AIM: Filter these entries so that only lines with the word "série" remain.

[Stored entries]
►
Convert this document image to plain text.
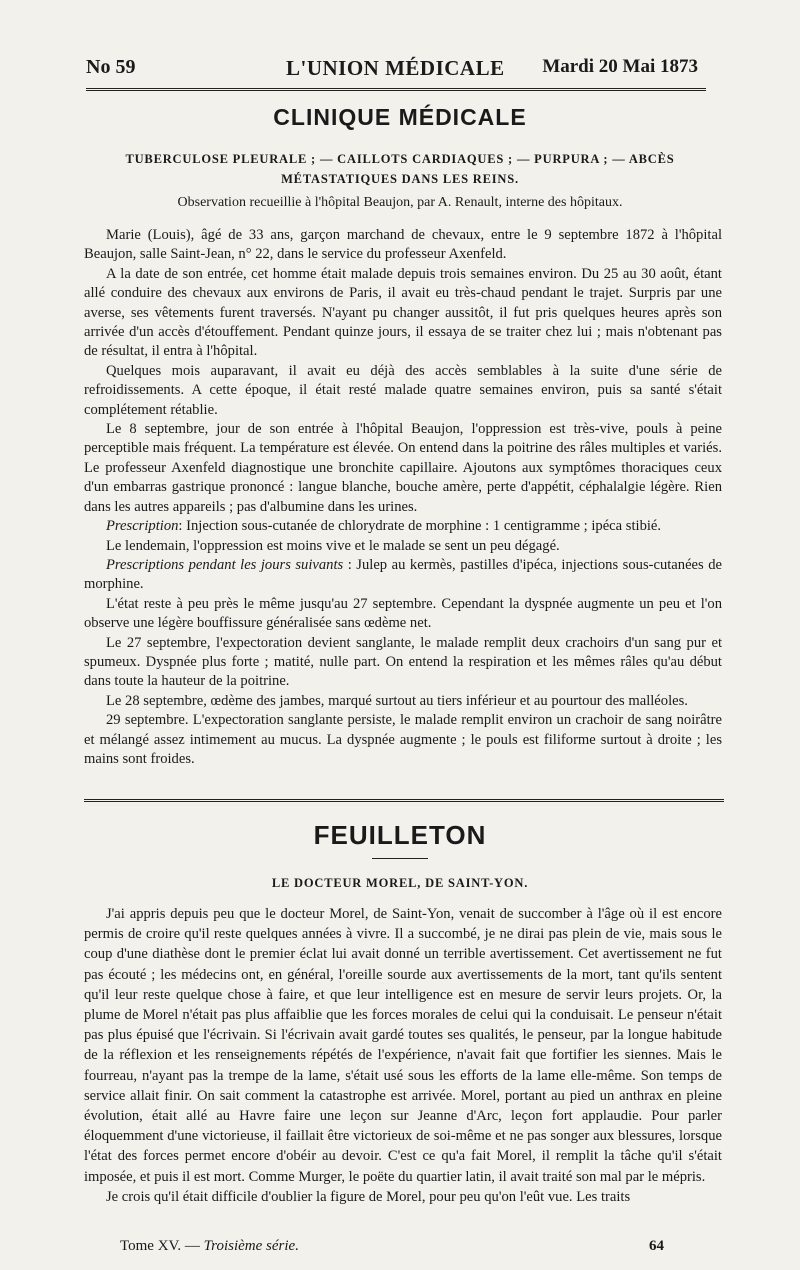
No 59	L'UNION MÉDICALE Mardi 20 Mai 1873
CLINIQUE MÉDICALE
TUBERCULOSE PLEURALE ; — CAILLOTS CARDIAQUES ; — PURPURA ; — ABCÈS
MÉTASTATIQUES DANS LES REINS.
Observation recueillie à l'hôpital Beaujon, par A. Renault, interne des hôpitaux.

Marie (Louis), âgé de 33 ans, garçon marchand de chevaux, entre le 9 septembre 1872 à l'hôpital Beaujon, salle Saint-Jean, n° 22, dans le service du professeur Axenfeld.

A la date de son entrée, cet homme était malade depuis trois semaines environ. Du 25 au 30 août, étant allé conduire des chevaux aux environs de Paris, il avait eu très-chaud pendant le trajet. Surpris par une averse, ses vêtements furent traversés. N'ayant pu changer aussitôt, il fut pris quelques heures après son arrivée d'un accès d'étouffement. Pendant quinze jours, il essaya de se traiter chez lui ; mais n'obtenant pas de résultat, il entra à l'hôpital.

Quelques mois auparavant, il avait eu déjà des accès semblables à la suite d'une série de refroidissements. A cette époque, il était resté malade quatre semaines environ, puis sa santé s'était complétement rétablie.

Le 8 septembre, jour de son entrée à l'hôpital Beaujon, l'oppression est très-vive, pouls à peine perceptible mais fréquent. La température est élevée. On entend dans la poitrine des râles multiples et variés. Le professeur Axenfeld diagnostique une bronchite capillaire. Ajoutons aux symptômes thoraciques ceux d'un embarras gastrique prononcé : langue blanche, bouche amère, perte d'appétit, céphalalgie légère. Rien dans les autres appareils ; pas d'albumine dans les urines.

Prescription: Injection sous-cutanée de chlorydrate de morphine : 1 centigramme ; ipéca stibié.

Le lendemain, l'oppression est moins vive et le malade se sent un peu dégagé.

Prescriptions pendant les jours suivants : Julep au kermès, pastilles d'ipéca, injections sous-cutanées de morphine.

L'état reste à peu près le même jusqu'au 27 septembre. Cependant la dyspnée augmente un peu et l'on observe une légère bouffissure généralisée sans œdème net.

Le 27 septembre, l'expectoration devient sanglante, le malade remplit deux crachoirs d'un sang pur et spumeux. Dyspnée plus forte ; matité, nulle part. On entend la respiration et les mêmes râles qu'au début dans toute la hauteur de la poitrine.

Le 28 septembre, œdème des jambes, marqué surtout au tiers inférieur et au pourtour des malléoles.

29 septembre. L'expectoration sanglante persiste, le malade remplit environ un crachoir de sang noirâtre et mélangé assez intimement au mucus. La dyspnée augmente ; le pouls est filiforme surtout à droite ; les mains sont froides.

FEUILLETON
LE DOCTEUR MOREL, DE SAINT-YON.

J'ai appris depuis peu que le docteur Morel, de Saint-Yon, venait de succomber à l'âge où il est encore permis de croire qu'il reste quelques années à vivre. Il a succombé, je ne dirai pas plein de vie, mais sous le coup d'une diathèse dont le premier éclat lui avait donné un terrible avertissement. Cet avertissement ne fut pas écouté ; les médecins ont, en général, l'oreille sourde aux avertissements de la mort, tant qu'ils sentent qu'il leur reste quelque chose à faire, et que leur intelligence est en mesure de servir leurs projets. Or, la plume de Morel n'était pas plus affaiblie que les forces morales de celui qui la conduisait. Le penseur n'était pas plus épuisé que l'écrivain. Si l'écrivain avait gardé toutes ses qualités, le penseur, par la longue habitude de la réflexion et les renseignements répétés de l'expérience, n'avait fait que fortifier les siennes. Mais le fourreau, n'ayant pas la trempe de la lame, s'était usé sous les efforts de la lame elle-même. Son temps de service allait finir. On sait comment la catastrophe est arrivée. Morel, portant au pied un anthrax en pleine évolution, était allé au Havre faire une leçon sur Jeanne d'Arc, leçon fort applaudie. Pour parler éloquemment d'une victorieuse, il faillait être victorieux de soi-même et ne pas songer aux blessures, lorsque l'état des forces permet encore d'obéir au devoir. C'est ce qu'a fait Morel, il remplit la tâche qu'il s'était imposée, et puis il est mort. Comme Murger, le poëte du quartier latin, il avait traité son mal par le mépris.

Je crois qu'il était difficile d'oublier la figure de Morel, pour peu qu'on l'eût vue. Les traits

Tome XV. — Troisième série.	64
◄
RESPONSE:
Quelques mois auparavant, il avait eu déjà des accès semblables à la suite d'une série de refroidissements. A cette époque, il était resté malade quatre semaines environ, puis sa santé s'était complétement rétablie.
Tome XV. — Troisième série.	64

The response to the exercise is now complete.